◆ Document excerpt
● ● ● ● ● ● ●

Regard this as a bet on improved batteries. With current batteries, it's a nice demo.



Yes, and it's a bet they will probably lose, if they really need 500 Wh/kg in three years time. Their battery graph is a fairytale at best.

The current state-of-the-art batteries that researchers build in laboratories that last 10-20 cycles can put out about 400 Wh/kg. You're simply not going to achieve first a 20% improvement over that, then a development of the tech to increase lifetime to something useable, and then scaling that to widespread commercial availability, within three years time.


If we speak about what's available in laboratories, Lithium–sulfur battery gives around 550 Wh/kg with up to 1500 charge-discharge cycles ([1]). Not available commercially, but there are a few companies that try to commercialize them ([2], [3], [4]).

I would not bet that these batteries arrive fast enough to save Lillium.

1. https://en.wikipedia.org/wiki/Lithium%E2%80%93sulfur_battery

2. https://lyten.com/

3. https://oxisenergy.com/

4. https://www.thebatt.com/news/lithium-sulfur-battery-startup-...


Yeah, I'm kind of assuming Li-S batteries won't work out. Sony announced in 2015 they were going to have commercial production in 2020. No news since then. Many others in that field have gone into bankruptcy, including one of those you link to.


Nice catch about one of the company being bankrupt.

I've taken a deeper look at Lyten and it does not seem to be a savior here either:

1. They need to produce graphene at scale and they don't yet have a solid plan to do that.

2. Lyten batteries are only 200 cycles.


Agree their chart is a fairytale based on current chemistries. It's basically a bet on commercially viable solid state batteries, which are targeting somewhere in that 500 Wh/kg range, but are probably a couple more years out than Lilium needs. I guess they could drop their viable range quite a bit at the start to compensate...


First Law of Aviation: Take-off is optional, but landing is compulsory.

● ● ● ● ● ● ●

◆ Information

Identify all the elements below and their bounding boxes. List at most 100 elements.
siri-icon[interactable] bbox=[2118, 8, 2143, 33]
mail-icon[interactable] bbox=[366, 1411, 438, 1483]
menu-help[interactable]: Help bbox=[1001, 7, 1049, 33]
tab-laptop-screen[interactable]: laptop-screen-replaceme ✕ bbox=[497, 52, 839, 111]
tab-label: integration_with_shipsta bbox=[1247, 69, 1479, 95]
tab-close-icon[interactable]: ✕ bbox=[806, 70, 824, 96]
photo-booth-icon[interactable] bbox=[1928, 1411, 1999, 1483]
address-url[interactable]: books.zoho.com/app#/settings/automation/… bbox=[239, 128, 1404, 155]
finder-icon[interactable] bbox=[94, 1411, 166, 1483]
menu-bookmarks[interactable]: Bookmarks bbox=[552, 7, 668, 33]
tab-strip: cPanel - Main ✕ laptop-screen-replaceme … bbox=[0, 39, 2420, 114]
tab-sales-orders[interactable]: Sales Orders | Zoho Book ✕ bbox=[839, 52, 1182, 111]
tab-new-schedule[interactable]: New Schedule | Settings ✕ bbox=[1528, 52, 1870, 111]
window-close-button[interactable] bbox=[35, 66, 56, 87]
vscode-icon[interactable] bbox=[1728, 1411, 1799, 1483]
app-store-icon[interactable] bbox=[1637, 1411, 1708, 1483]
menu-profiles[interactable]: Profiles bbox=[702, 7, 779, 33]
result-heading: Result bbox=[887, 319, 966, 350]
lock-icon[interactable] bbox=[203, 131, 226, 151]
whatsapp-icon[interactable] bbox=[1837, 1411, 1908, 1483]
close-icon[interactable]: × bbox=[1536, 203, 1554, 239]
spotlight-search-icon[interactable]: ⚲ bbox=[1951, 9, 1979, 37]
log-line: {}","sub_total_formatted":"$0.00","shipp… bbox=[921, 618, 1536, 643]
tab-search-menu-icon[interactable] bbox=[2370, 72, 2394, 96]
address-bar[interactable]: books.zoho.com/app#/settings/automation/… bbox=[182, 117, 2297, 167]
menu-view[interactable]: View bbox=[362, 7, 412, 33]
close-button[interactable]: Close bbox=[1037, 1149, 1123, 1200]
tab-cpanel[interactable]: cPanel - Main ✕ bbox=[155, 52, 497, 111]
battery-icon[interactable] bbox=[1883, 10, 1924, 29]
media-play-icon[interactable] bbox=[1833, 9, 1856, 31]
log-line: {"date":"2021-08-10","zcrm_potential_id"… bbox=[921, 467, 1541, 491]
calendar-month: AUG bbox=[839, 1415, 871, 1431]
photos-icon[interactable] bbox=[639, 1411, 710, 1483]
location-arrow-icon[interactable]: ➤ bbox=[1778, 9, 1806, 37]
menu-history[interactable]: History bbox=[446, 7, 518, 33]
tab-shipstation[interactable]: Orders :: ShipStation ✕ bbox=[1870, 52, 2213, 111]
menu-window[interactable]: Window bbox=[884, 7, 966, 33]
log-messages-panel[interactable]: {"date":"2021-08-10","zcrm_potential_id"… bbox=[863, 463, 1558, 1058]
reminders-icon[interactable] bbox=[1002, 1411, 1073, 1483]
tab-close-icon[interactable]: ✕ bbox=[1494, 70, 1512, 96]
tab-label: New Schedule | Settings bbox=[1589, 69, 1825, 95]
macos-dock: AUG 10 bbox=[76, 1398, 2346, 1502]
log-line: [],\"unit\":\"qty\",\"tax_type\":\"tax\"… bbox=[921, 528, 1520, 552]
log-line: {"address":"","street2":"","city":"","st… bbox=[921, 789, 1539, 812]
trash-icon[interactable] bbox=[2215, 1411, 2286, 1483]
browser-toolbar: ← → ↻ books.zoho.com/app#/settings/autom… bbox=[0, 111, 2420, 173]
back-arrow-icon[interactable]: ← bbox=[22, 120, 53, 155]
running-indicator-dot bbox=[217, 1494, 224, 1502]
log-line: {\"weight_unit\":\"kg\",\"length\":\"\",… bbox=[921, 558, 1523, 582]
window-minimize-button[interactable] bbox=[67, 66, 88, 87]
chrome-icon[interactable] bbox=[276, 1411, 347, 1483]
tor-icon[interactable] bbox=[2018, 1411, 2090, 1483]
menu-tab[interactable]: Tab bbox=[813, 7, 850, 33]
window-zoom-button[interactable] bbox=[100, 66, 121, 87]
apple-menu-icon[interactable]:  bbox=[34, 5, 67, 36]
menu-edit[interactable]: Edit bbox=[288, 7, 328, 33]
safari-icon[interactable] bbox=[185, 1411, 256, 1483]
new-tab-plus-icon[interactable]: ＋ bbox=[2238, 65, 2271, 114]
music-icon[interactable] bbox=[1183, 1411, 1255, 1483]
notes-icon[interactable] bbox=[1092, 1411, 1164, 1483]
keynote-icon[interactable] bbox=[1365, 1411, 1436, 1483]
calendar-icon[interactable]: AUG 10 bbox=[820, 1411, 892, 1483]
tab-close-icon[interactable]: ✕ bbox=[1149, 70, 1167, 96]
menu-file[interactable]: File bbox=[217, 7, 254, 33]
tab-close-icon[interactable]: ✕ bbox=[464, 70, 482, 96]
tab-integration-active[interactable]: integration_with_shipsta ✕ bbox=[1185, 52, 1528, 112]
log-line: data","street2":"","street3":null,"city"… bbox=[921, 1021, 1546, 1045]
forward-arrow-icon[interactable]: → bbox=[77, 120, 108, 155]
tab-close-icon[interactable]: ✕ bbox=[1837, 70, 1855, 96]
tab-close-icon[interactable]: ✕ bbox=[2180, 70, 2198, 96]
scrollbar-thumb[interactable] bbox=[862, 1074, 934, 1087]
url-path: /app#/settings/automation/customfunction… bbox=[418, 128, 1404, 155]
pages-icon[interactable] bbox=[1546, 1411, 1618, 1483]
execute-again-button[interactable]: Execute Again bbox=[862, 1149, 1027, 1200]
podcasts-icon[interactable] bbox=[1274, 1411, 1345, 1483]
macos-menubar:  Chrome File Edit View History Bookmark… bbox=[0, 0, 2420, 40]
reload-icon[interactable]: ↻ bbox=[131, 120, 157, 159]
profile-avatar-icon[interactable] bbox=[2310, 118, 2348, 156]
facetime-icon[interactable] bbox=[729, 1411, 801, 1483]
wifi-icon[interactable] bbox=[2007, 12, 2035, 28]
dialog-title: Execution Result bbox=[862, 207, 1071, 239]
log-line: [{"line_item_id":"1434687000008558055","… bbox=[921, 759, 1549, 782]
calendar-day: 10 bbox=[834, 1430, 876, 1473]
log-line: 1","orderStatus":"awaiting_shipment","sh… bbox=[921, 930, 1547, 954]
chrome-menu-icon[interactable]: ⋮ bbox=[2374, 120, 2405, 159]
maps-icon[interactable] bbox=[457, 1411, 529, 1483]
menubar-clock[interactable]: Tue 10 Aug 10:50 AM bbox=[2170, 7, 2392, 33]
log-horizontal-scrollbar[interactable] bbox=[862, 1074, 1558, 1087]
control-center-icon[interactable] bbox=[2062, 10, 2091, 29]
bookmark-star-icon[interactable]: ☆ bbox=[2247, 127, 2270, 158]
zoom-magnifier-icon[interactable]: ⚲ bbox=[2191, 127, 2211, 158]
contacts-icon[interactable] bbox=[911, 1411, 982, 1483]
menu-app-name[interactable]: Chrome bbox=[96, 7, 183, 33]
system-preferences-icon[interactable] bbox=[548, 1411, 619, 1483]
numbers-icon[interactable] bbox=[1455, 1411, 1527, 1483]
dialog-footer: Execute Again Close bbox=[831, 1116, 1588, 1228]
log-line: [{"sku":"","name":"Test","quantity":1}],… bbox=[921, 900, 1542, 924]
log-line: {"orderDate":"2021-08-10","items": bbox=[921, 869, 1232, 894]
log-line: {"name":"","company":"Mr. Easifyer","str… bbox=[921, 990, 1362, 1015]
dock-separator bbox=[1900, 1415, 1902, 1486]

● ● ● ● ● ● ●

Carry on the discussion of battery energy density and Lilium's plans from its last line.

◆ Answer below
I recall Vaclav Smil saying batteries are consistently about 2-3% per year over the long haul. It's not a Moore's law scenario, but a very slow crawl. "Miracles might happen," he says, "but would I bet on a miracle happening? No."

This link is to the point in the video where he says this, but the whole talk is quite interesting. https://youtu.be/gkj_91IJVBk?t=1705

Edit: here's a more recent video of Smil talking about energy density of batteries and the problems there, specifically mentioning the unlikelihood of flying on battery anytime soon. https://www.youtube.com/watch?v=91Cs-ZkAjCg


This was my take as well - and was wondering what is Fig. 11 based off of? We can predict, but we don't know how the market for batteries will form in the next decade or so. I.e. the COVID disturbed all sorts of markets bad enough that price of many commodities went up X-fold and haven't gotten down yet.


Sounds basically like the Apollo lander...only today we have better computers and control systems.


The Apollo Lunar Module had the ability to abort landing by dropping the descent stage and firing the ascent engine. So if they had run out of fuel while searching for a safe landing site they still had a safe alternative option.


On the other hand, Apollo had no option than to abort to orbit. Just ditching somewhere and hoping for the best wouldn't have been an option on the Moon, but it's commonly done in aviation on Earth.